# THE INPUT start

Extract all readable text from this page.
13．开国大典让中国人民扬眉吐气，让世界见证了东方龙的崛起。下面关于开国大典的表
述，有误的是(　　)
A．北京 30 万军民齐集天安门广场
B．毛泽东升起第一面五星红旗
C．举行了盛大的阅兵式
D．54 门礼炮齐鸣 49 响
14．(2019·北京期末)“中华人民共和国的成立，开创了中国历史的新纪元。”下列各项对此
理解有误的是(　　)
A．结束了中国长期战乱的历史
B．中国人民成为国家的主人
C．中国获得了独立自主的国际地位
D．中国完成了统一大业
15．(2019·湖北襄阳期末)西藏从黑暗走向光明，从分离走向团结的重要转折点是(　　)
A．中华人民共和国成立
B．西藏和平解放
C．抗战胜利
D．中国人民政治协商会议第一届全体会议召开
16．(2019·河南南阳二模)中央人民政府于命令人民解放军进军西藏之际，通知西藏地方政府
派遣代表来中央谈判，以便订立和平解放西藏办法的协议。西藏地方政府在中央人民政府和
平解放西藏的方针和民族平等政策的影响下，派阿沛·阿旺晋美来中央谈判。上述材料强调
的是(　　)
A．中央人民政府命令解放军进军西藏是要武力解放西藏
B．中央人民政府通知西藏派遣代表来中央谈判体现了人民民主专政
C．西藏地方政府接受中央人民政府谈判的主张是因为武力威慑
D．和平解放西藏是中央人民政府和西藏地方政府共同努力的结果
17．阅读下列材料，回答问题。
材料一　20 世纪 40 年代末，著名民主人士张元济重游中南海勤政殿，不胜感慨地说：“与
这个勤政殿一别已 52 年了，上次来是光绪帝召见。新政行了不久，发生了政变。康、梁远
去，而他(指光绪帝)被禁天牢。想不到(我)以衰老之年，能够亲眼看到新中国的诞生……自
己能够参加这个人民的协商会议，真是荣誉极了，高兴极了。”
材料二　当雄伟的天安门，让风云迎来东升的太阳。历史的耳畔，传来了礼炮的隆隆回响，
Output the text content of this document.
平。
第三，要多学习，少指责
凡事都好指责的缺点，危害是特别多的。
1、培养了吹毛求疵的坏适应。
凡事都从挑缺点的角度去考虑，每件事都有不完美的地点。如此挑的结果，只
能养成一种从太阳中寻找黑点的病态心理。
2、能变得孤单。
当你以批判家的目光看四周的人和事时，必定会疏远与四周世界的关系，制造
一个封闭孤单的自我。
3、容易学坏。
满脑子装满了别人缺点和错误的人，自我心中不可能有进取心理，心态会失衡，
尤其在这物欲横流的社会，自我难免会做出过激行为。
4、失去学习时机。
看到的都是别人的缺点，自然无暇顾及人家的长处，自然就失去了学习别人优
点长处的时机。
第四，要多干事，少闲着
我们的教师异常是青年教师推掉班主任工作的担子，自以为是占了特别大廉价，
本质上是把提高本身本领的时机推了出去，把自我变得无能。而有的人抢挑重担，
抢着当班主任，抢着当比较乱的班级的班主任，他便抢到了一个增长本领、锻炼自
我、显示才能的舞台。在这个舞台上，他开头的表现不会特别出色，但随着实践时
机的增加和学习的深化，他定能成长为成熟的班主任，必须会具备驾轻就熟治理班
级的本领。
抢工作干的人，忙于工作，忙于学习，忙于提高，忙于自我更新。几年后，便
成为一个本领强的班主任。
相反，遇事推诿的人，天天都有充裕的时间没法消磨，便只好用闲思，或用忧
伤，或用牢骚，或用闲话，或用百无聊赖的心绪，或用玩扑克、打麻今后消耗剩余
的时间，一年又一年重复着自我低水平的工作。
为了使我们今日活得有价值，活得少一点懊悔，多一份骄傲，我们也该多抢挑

# THE INPUT end

TASK OBJECTIVE:
Where a line above holds the string "text", show that line.

TASK RESULT:
Extract all readable text from this page.
Output the text content of this document.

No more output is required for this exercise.